[Record excerpts]
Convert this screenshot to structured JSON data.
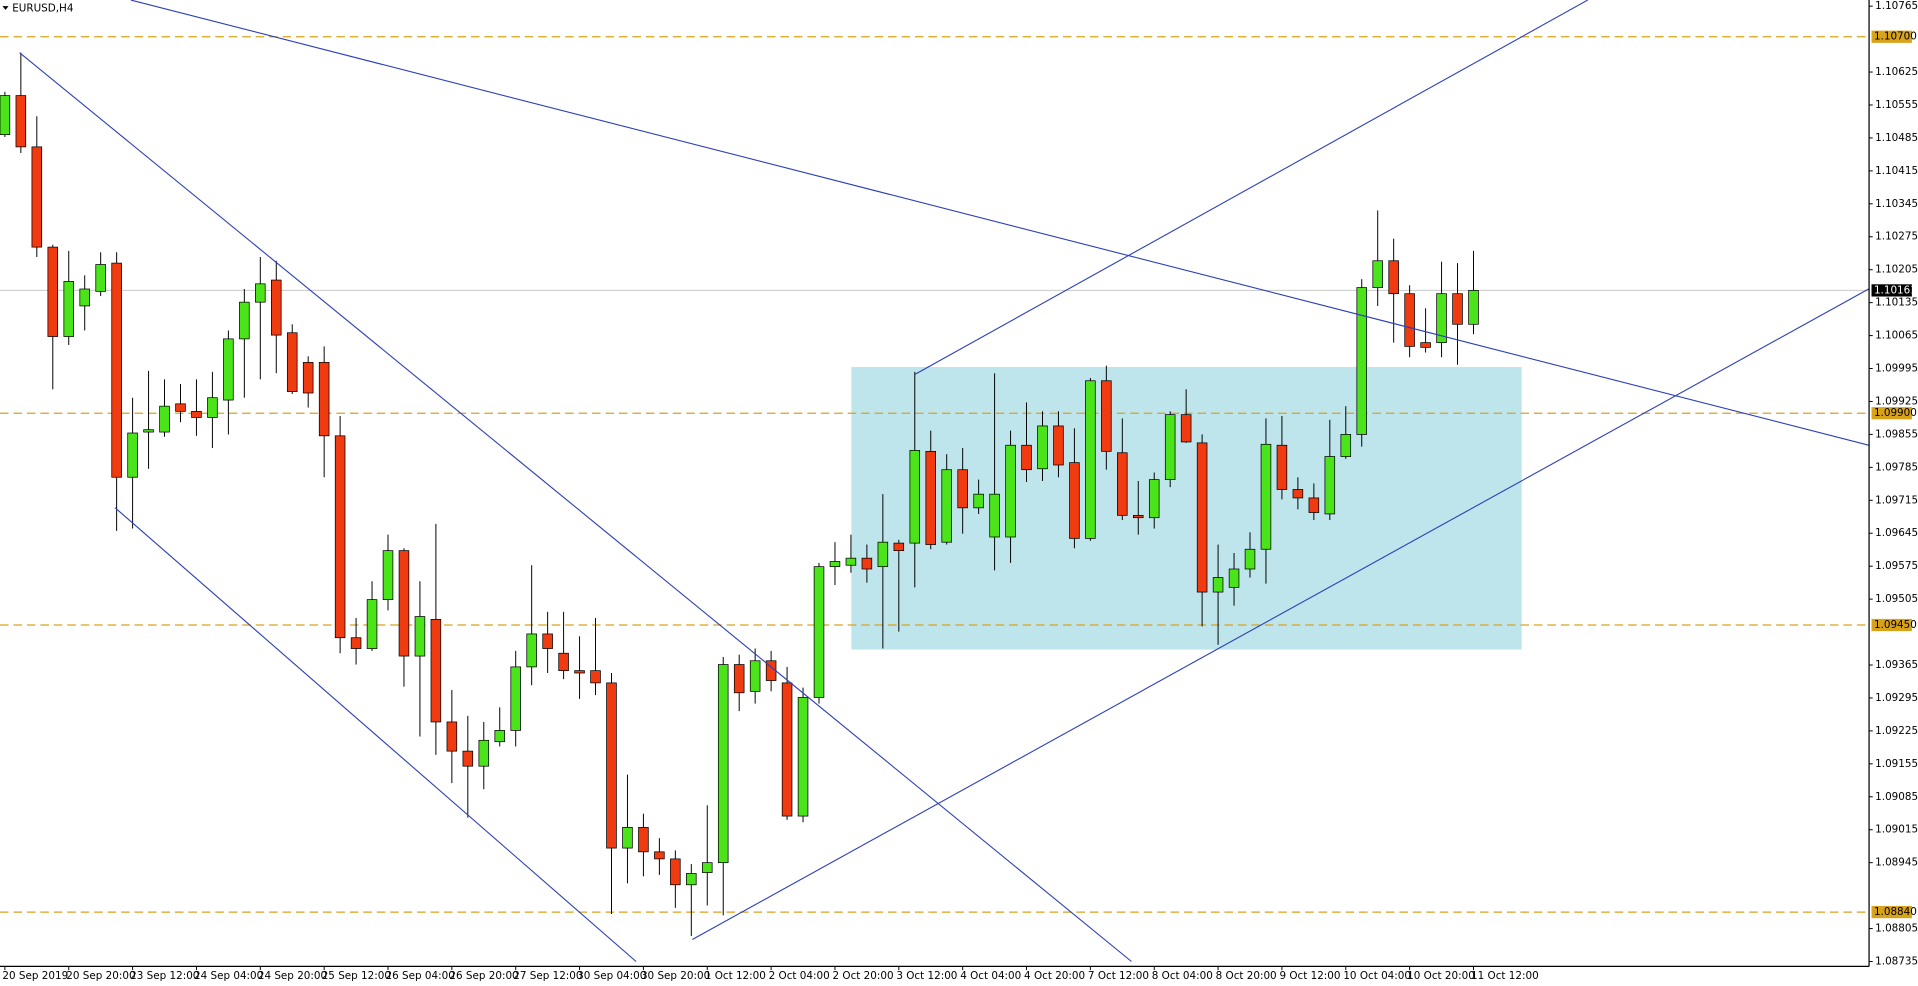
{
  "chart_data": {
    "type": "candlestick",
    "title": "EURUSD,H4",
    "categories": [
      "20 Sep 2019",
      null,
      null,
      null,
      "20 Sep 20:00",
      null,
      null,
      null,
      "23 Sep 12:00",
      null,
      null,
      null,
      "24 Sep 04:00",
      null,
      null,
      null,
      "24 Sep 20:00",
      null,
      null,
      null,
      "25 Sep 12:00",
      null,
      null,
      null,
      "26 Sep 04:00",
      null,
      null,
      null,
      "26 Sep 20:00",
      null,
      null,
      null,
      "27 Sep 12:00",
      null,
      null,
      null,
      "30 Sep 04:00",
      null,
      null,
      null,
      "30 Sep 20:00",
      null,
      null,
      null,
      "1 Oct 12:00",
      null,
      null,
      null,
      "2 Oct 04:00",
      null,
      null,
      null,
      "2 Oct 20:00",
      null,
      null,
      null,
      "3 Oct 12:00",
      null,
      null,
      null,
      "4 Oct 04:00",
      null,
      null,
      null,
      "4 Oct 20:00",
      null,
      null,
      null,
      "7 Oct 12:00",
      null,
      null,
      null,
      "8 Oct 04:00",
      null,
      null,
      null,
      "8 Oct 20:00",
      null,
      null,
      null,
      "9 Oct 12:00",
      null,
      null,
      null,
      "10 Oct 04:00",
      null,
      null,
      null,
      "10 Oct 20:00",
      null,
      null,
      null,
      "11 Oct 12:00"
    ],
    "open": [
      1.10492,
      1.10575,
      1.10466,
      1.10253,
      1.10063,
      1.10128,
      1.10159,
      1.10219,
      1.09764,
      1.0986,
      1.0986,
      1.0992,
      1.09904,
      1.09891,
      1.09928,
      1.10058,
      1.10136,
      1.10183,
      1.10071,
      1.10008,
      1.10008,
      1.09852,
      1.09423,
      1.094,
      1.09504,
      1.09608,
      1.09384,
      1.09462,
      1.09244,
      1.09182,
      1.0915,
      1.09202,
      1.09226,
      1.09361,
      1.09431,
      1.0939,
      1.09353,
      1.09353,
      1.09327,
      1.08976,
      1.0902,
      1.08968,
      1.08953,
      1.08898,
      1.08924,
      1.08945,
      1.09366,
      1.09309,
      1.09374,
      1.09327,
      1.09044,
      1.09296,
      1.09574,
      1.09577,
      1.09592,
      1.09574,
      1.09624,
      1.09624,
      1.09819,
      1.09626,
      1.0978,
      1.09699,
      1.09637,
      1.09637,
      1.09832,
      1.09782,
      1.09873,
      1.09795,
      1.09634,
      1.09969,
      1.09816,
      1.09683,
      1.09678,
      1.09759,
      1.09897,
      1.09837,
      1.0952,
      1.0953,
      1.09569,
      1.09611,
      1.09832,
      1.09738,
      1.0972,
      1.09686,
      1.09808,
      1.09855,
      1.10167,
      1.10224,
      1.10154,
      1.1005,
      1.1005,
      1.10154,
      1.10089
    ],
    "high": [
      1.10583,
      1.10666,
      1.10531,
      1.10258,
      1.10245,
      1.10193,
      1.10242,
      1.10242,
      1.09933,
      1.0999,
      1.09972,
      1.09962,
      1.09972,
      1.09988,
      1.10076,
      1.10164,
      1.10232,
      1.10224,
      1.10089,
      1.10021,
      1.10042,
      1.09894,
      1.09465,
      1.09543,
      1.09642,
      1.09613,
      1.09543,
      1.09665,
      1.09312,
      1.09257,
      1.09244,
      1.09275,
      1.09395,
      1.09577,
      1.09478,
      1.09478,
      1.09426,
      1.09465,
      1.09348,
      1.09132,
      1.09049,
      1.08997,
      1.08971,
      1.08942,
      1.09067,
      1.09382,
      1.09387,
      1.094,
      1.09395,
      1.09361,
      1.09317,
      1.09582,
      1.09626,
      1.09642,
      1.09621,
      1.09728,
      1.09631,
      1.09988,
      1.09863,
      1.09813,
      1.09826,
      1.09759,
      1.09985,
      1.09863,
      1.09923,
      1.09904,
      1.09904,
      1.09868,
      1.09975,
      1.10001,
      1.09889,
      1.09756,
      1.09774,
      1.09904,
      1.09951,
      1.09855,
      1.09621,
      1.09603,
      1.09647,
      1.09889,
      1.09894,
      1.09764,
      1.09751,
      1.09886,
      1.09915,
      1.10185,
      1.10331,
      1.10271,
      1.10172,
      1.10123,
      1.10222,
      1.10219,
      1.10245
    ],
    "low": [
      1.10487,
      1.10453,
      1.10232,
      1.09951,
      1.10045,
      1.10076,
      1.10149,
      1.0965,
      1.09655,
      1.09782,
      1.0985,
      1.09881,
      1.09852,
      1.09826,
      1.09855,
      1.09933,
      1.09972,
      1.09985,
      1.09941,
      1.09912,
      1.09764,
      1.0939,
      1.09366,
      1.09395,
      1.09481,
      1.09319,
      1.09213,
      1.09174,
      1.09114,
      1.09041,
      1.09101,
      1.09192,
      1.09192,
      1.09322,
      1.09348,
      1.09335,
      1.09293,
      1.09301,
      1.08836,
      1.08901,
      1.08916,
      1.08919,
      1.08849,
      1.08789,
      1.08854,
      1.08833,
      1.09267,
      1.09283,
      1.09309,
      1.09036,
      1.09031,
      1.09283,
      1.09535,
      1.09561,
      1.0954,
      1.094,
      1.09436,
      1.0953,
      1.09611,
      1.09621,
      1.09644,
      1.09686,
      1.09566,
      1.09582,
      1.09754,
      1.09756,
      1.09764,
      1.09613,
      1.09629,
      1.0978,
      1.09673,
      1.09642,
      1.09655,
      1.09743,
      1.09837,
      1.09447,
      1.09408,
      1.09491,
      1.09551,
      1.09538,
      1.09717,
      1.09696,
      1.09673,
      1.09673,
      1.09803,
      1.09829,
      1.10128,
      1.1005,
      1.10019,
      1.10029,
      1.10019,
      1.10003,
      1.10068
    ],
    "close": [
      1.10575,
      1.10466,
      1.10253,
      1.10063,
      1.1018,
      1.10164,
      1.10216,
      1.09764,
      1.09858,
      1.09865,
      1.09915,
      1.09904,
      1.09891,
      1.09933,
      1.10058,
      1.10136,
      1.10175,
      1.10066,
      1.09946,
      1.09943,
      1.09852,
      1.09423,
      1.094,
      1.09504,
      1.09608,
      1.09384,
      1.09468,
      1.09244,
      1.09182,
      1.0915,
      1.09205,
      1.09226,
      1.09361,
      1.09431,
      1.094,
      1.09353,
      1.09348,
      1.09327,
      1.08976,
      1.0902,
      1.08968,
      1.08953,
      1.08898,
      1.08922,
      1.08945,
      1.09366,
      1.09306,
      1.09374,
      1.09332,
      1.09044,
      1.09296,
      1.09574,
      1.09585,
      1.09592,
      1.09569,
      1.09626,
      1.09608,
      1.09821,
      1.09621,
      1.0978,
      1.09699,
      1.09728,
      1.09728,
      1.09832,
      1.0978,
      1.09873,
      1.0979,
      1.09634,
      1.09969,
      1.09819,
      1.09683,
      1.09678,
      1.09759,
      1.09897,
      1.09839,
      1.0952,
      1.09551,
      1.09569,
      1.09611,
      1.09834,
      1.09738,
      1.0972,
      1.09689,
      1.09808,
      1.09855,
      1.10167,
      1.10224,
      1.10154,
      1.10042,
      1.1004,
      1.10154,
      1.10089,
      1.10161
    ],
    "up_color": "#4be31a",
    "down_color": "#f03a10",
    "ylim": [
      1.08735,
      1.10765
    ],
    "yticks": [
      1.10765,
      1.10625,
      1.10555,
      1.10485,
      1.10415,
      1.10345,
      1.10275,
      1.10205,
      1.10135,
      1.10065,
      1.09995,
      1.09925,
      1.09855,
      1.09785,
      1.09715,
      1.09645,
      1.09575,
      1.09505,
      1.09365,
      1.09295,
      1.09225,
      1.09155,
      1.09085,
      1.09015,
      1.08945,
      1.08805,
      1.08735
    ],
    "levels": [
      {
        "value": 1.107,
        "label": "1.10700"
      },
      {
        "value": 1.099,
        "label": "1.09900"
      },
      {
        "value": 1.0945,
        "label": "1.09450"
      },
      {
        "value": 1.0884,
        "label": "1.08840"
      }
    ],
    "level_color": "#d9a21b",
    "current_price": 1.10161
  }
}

[The request] Report how many lines of the entries hold the word "value". Nothing else is needed.

[Answer below] 4